### PROBLEM DETAILS
Print every entry word for word, but omit the pictures.

### RECORDS FOR PROCESSING

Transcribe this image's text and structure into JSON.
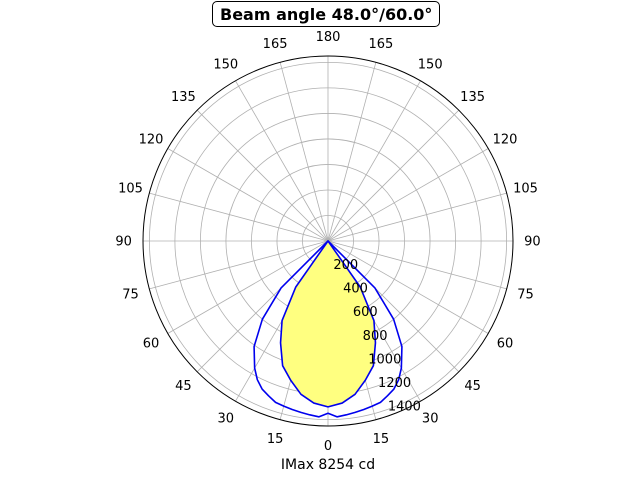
{
  "chart_data": {
    "type": "polar",
    "title": "Beam angle 48.0°/60.0°",
    "xlabel": "IMax 8254 cd",
    "angle_tick_labels": [
      "0",
      "15",
      "30",
      "45",
      "60",
      "75",
      "90",
      "105",
      "120",
      "135",
      "150",
      "165",
      "180",
      "165",
      "150",
      "135",
      "120",
      "105",
      "90",
      "75",
      "60",
      "45",
      "30",
      "15"
    ],
    "radial_tick_labels": [
      "200",
      "400",
      "600",
      "800",
      "1000",
      "1200",
      "1400"
    ],
    "radial_ticks": [
      200,
      400,
      600,
      800,
      1000,
      1200,
      1400
    ],
    "rlim": [
      0,
      1450
    ],
    "grid": true,
    "colors": {
      "curve": "#0000ee",
      "fill": "#ffff80",
      "grid": "#b0b0b0"
    },
    "series": [
      {
        "angles_deg": [
          -50,
          -45,
          -40,
          -35,
          -30,
          -27,
          -24,
          -21,
          -18,
          -15,
          -12,
          -9,
          -6,
          -3,
          0,
          3,
          6,
          9,
          12,
          15,
          18,
          21,
          24,
          27,
          30,
          35,
          40,
          45,
          50
        ],
        "values": [
          0,
          520,
          800,
          1010,
          1150,
          1220,
          1270,
          1300,
          1330,
          1340,
          1350,
          1360,
          1370,
          1380,
          1350,
          1380,
          1370,
          1360,
          1350,
          1340,
          1330,
          1300,
          1270,
          1220,
          1150,
          1010,
          800,
          520,
          0
        ]
      },
      {
        "angles_deg": [
          -40,
          -35,
          -30,
          -25,
          -20,
          -15,
          -10,
          -5,
          0,
          5,
          10,
          15,
          20,
          25,
          30,
          35,
          40
        ],
        "values": [
          0,
          440,
          720,
          880,
          1040,
          1130,
          1220,
          1275,
          1300,
          1275,
          1220,
          1130,
          1040,
          880,
          720,
          440,
          0
        ]
      }
    ]
  }
}
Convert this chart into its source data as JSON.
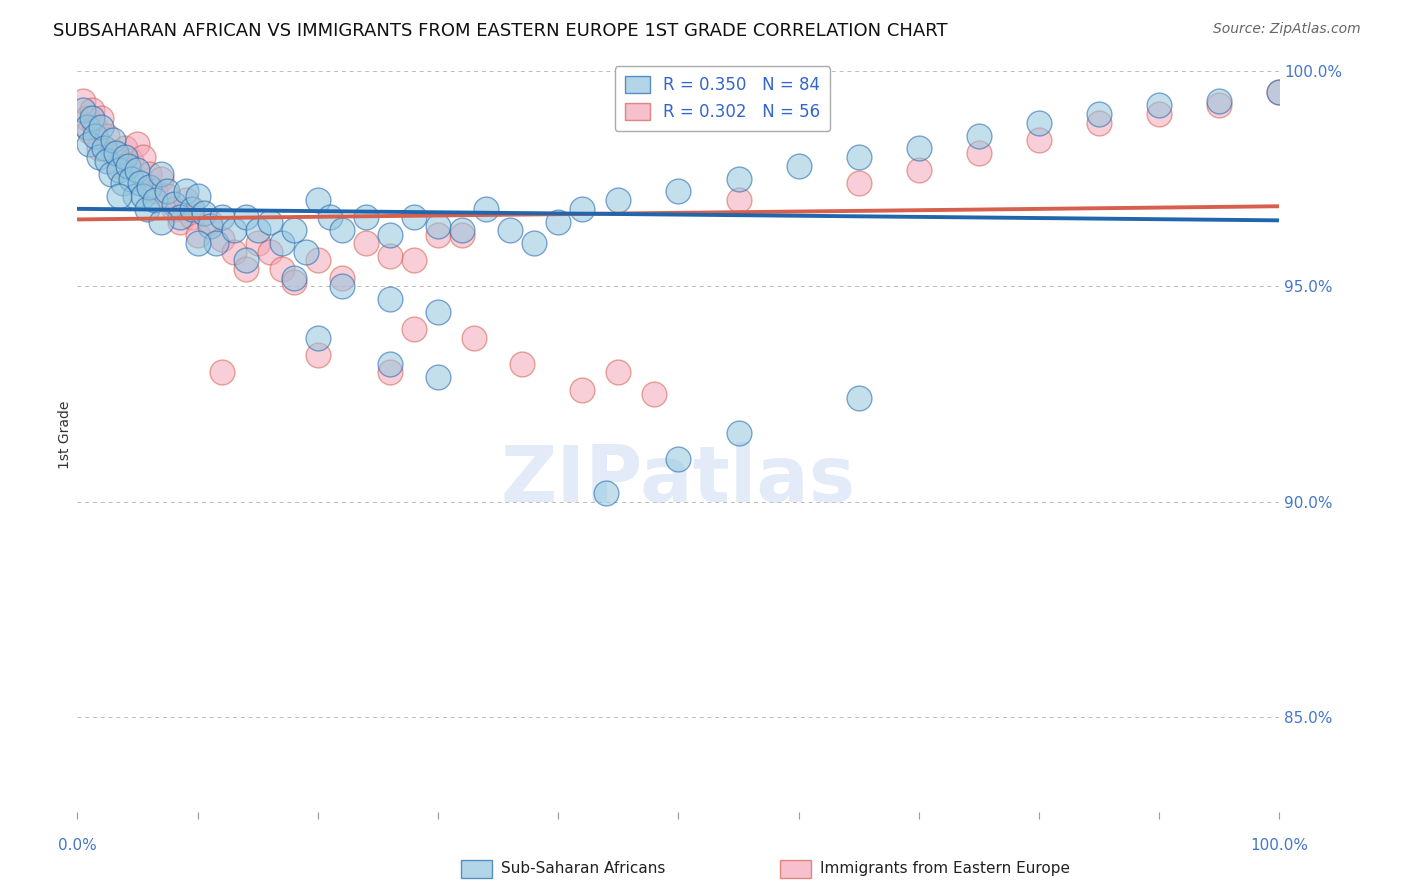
{
  "title": "SUBSAHARAN AFRICAN VS IMMIGRANTS FROM EASTERN EUROPE 1ST GRADE CORRELATION CHART",
  "source": "Source: ZipAtlas.com",
  "ylabel": "1st Grade",
  "R_blue": 0.35,
  "N_blue": 84,
  "R_pink": 0.302,
  "N_pink": 56,
  "blue_color": "#92c5de",
  "pink_color": "#f4a6ba",
  "line_blue": "#2166ac",
  "line_pink": "#d6604d",
  "legend_blue_label": "Sub-Saharan Africans",
  "legend_pink_label": "Immigrants from Eastern Europe",
  "watermark_text": "ZIPatlas",
  "background_color": "#ffffff",
  "grid_color": "#bbbbbb",
  "xmin": 0.0,
  "xmax": 1.0,
  "ymin": 0.828,
  "ymax": 1.003,
  "blue_scatter_x": [
    0.005,
    0.008,
    0.01,
    0.012,
    0.015,
    0.018,
    0.02,
    0.022,
    0.025,
    0.028,
    0.03,
    0.032,
    0.035,
    0.038,
    0.04,
    0.042,
    0.045,
    0.048,
    0.05,
    0.052,
    0.055,
    0.058,
    0.06,
    0.065,
    0.07,
    0.075,
    0.08,
    0.085,
    0.09,
    0.095,
    0.1,
    0.105,
    0.11,
    0.115,
    0.12,
    0.13,
    0.14,
    0.15,
    0.16,
    0.17,
    0.18,
    0.19,
    0.2,
    0.21,
    0.22,
    0.24,
    0.26,
    0.28,
    0.3,
    0.32,
    0.34,
    0.36,
    0.38,
    0.4,
    0.42,
    0.45,
    0.5,
    0.55,
    0.6,
    0.65,
    0.7,
    0.75,
    0.8,
    0.85,
    0.9,
    0.95,
    1.0,
    0.035,
    0.07,
    0.1,
    0.14,
    0.18,
    0.22,
    0.26,
    0.3,
    0.65,
    0.2,
    0.26,
    0.3,
    0.44,
    0.5,
    0.55
  ],
  "blue_scatter_y": [
    0.991,
    0.987,
    0.983,
    0.989,
    0.985,
    0.98,
    0.987,
    0.982,
    0.979,
    0.976,
    0.984,
    0.981,
    0.977,
    0.974,
    0.98,
    0.978,
    0.975,
    0.971,
    0.977,
    0.974,
    0.971,
    0.968,
    0.973,
    0.97,
    0.976,
    0.972,
    0.969,
    0.966,
    0.972,
    0.968,
    0.971,
    0.967,
    0.964,
    0.96,
    0.966,
    0.963,
    0.966,
    0.963,
    0.965,
    0.96,
    0.963,
    0.958,
    0.97,
    0.966,
    0.963,
    0.966,
    0.962,
    0.966,
    0.964,
    0.963,
    0.968,
    0.963,
    0.96,
    0.965,
    0.968,
    0.97,
    0.972,
    0.975,
    0.978,
    0.98,
    0.982,
    0.985,
    0.988,
    0.99,
    0.992,
    0.993,
    0.995,
    0.971,
    0.965,
    0.96,
    0.956,
    0.952,
    0.95,
    0.947,
    0.944,
    0.924,
    0.938,
    0.932,
    0.929,
    0.902,
    0.91,
    0.916
  ],
  "pink_scatter_x": [
    0.005,
    0.008,
    0.01,
    0.012,
    0.015,
    0.018,
    0.02,
    0.025,
    0.03,
    0.035,
    0.04,
    0.045,
    0.05,
    0.055,
    0.06,
    0.065,
    0.07,
    0.075,
    0.08,
    0.085,
    0.09,
    0.095,
    0.1,
    0.11,
    0.12,
    0.13,
    0.14,
    0.15,
    0.16,
    0.17,
    0.18,
    0.2,
    0.22,
    0.24,
    0.26,
    0.28,
    0.3,
    0.32,
    0.55,
    0.65,
    0.7,
    0.75,
    0.8,
    0.85,
    0.9,
    0.95,
    1.0,
    0.12,
    0.2,
    0.26,
    0.28,
    0.33,
    0.37,
    0.42,
    0.45,
    0.48
  ],
  "pink_scatter_y": [
    0.993,
    0.989,
    0.986,
    0.991,
    0.987,
    0.982,
    0.989,
    0.985,
    0.981,
    0.978,
    0.982,
    0.979,
    0.983,
    0.98,
    0.976,
    0.972,
    0.975,
    0.971,
    0.968,
    0.965,
    0.97,
    0.966,
    0.962,
    0.965,
    0.961,
    0.958,
    0.954,
    0.96,
    0.958,
    0.954,
    0.951,
    0.956,
    0.952,
    0.96,
    0.957,
    0.956,
    0.962,
    0.962,
    0.97,
    0.974,
    0.977,
    0.981,
    0.984,
    0.988,
    0.99,
    0.992,
    0.995,
    0.93,
    0.934,
    0.93,
    0.94,
    0.938,
    0.932,
    0.926,
    0.93,
    0.925
  ]
}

### SOLUTION FOR THIS PROBLEM
Transcribe this image's text and structure into JSON.
{
  "chart_data": {
    "type": "polar",
    "title": "Beam angle 48.0°/60.0°",
    "xlabel": "IMax 8254 cd",
    "angle_tick_labels": [
      "0",
      "15",
      "30",
      "45",
      "60",
      "75",
      "90",
      "105",
      "120",
      "135",
      "150",
      "165",
      "180",
      "165",
      "150",
      "135",
      "120",
      "105",
      "90",
      "75",
      "60",
      "45",
      "30",
      "15"
    ],
    "radial_tick_labels": [
      "200",
      "400",
      "600",
      "800",
      "1000",
      "1200",
      "1400"
    ],
    "radial_ticks": [
      200,
      400,
      600,
      800,
      1000,
      1200,
      1400
    ],
    "rlim": [
      0,
      1450
    ],
    "grid": true,
    "colors": {
      "curve": "#0000ee",
      "fill": "#ffff80",
      "grid": "#b0b0b0"
    },
    "series": [
      {
        "angles_deg": [
          -50,
          -45,
          -40,
          -35,
          -30,
          -27,
          -24,
          -21,
          -18,
          -15,
          -12,
          -9,
          -6,
          -3,
          0,
          3,
          6,
          9,
          12,
          15,
          18,
          21,
          24,
          27,
          30,
          35,
          40,
          45,
          50
        ],
        "values": [
          0,
          520,
          800,
          1010,
          1150,
          1220,
          1270,
          1300,
          1330,
          1340,
          1350,
          1360,
          1370,
          1380,
          1350,
          1380,
          1370,
          1360,
          1350,
          1340,
          1330,
          1300,
          1270,
          1220,
          1150,
          1010,
          800,
          520,
          0
        ]
      },
      {
        "angles_deg": [
          -40,
          -35,
          -30,
          -25,
          -20,
          -15,
          -10,
          -5,
          0,
          5,
          10,
          15,
          20,
          25,
          30,
          35,
          40
        ],
        "values": [
          0,
          440,
          720,
          880,
          1040,
          1130,
          1220,
          1275,
          1300,
          1275,
          1220,
          1130,
          1040,
          880,
          720,
          440,
          0
        ]
      }
    ]
  }
}
Convert this chart into its source data as JSON.
{
  "title": "SUBSAHARAN AFRICAN VS IMMIGRANTS FROM EASTERN EUROPE 1ST GRADE CORRELATION CHART",
  "source": "Source: ZipAtlas.com",
  "ylabel": "1st Grade",
  "R_blue": 0.35,
  "N_blue": 84,
  "R_pink": 0.302,
  "N_pink": 56,
  "blue_color": "#92c5de",
  "pink_color": "#f4a6ba",
  "line_blue": "#2166ac",
  "line_pink": "#d6604d",
  "legend_blue_label": "Sub-Saharan Africans",
  "legend_pink_label": "Immigrants from Eastern Europe",
  "watermark_text": "ZIPatlas",
  "background_color": "#ffffff",
  "grid_color": "#bbbbbb",
  "xmin": 0.0,
  "xmax": 1.0,
  "ymin": 0.828,
  "ymax": 1.003,
  "blue_scatter_x": [
    0.005,
    0.008,
    0.01,
    0.012,
    0.015,
    0.018,
    0.02,
    0.022,
    0.025,
    0.028,
    0.03,
    0.032,
    0.035,
    0.038,
    0.04,
    0.042,
    0.045,
    0.048,
    0.05,
    0.052,
    0.055,
    0.058,
    0.06,
    0.065,
    0.07,
    0.075,
    0.08,
    0.085,
    0.09,
    0.095,
    0.1,
    0.105,
    0.11,
    0.115,
    0.12,
    0.13,
    0.14,
    0.15,
    0.16,
    0.17,
    0.18,
    0.19,
    0.2,
    0.21,
    0.22,
    0.24,
    0.26,
    0.28,
    0.3,
    0.32,
    0.34,
    0.36,
    0.38,
    0.4,
    0.42,
    0.45,
    0.5,
    0.55,
    0.6,
    0.65,
    0.7,
    0.75,
    0.8,
    0.85,
    0.9,
    0.95,
    1.0,
    0.035,
    0.07,
    0.1,
    0.14,
    0.18,
    0.22,
    0.26,
    0.3,
    0.65,
    0.2,
    0.26,
    0.3,
    0.44,
    0.5,
    0.55
  ],
  "blue_scatter_y": [
    0.991,
    0.987,
    0.983,
    0.989,
    0.985,
    0.98,
    0.987,
    0.982,
    0.979,
    0.976,
    0.984,
    0.981,
    0.977,
    0.974,
    0.98,
    0.978,
    0.975,
    0.971,
    0.977,
    0.974,
    0.971,
    0.968,
    0.973,
    0.97,
    0.976,
    0.972,
    0.969,
    0.966,
    0.972,
    0.968,
    0.971,
    0.967,
    0.964,
    0.96,
    0.966,
    0.963,
    0.966,
    0.963,
    0.965,
    0.96,
    0.963,
    0.958,
    0.97,
    0.966,
    0.963,
    0.966,
    0.962,
    0.966,
    0.964,
    0.963,
    0.968,
    0.963,
    0.96,
    0.965,
    0.968,
    0.97,
    0.972,
    0.975,
    0.978,
    0.98,
    0.982,
    0.985,
    0.988,
    0.99,
    0.992,
    0.993,
    0.995,
    0.971,
    0.965,
    0.96,
    0.956,
    0.952,
    0.95,
    0.947,
    0.944,
    0.924,
    0.938,
    0.932,
    0.929,
    0.902,
    0.91,
    0.916
  ],
  "pink_scatter_x": [
    0.005,
    0.008,
    0.01,
    0.012,
    0.015,
    0.018,
    0.02,
    0.025,
    0.03,
    0.035,
    0.04,
    0.045,
    0.05,
    0.055,
    0.06,
    0.065,
    0.07,
    0.075,
    0.08,
    0.085,
    0.09,
    0.095,
    0.1,
    0.11,
    0.12,
    0.13,
    0.14,
    0.15,
    0.16,
    0.17,
    0.18,
    0.2,
    0.22,
    0.24,
    0.26,
    0.28,
    0.3,
    0.32,
    0.55,
    0.65,
    0.7,
    0.75,
    0.8,
    0.85,
    0.9,
    0.95,
    1.0,
    0.12,
    0.2,
    0.26,
    0.28,
    0.33,
    0.37,
    0.42,
    0.45,
    0.48
  ],
  "pink_scatter_y": [
    0.993,
    0.989,
    0.986,
    0.991,
    0.987,
    0.982,
    0.989,
    0.985,
    0.981,
    0.978,
    0.982,
    0.979,
    0.983,
    0.98,
    0.976,
    0.972,
    0.975,
    0.971,
    0.968,
    0.965,
    0.97,
    0.966,
    0.962,
    0.965,
    0.961,
    0.958,
    0.954,
    0.96,
    0.958,
    0.954,
    0.951,
    0.956,
    0.952,
    0.96,
    0.957,
    0.956,
    0.962,
    0.962,
    0.97,
    0.974,
    0.977,
    0.981,
    0.984,
    0.988,
    0.99,
    0.992,
    0.995,
    0.93,
    0.934,
    0.93,
    0.94,
    0.938,
    0.932,
    0.926,
    0.93,
    0.925
  ]
}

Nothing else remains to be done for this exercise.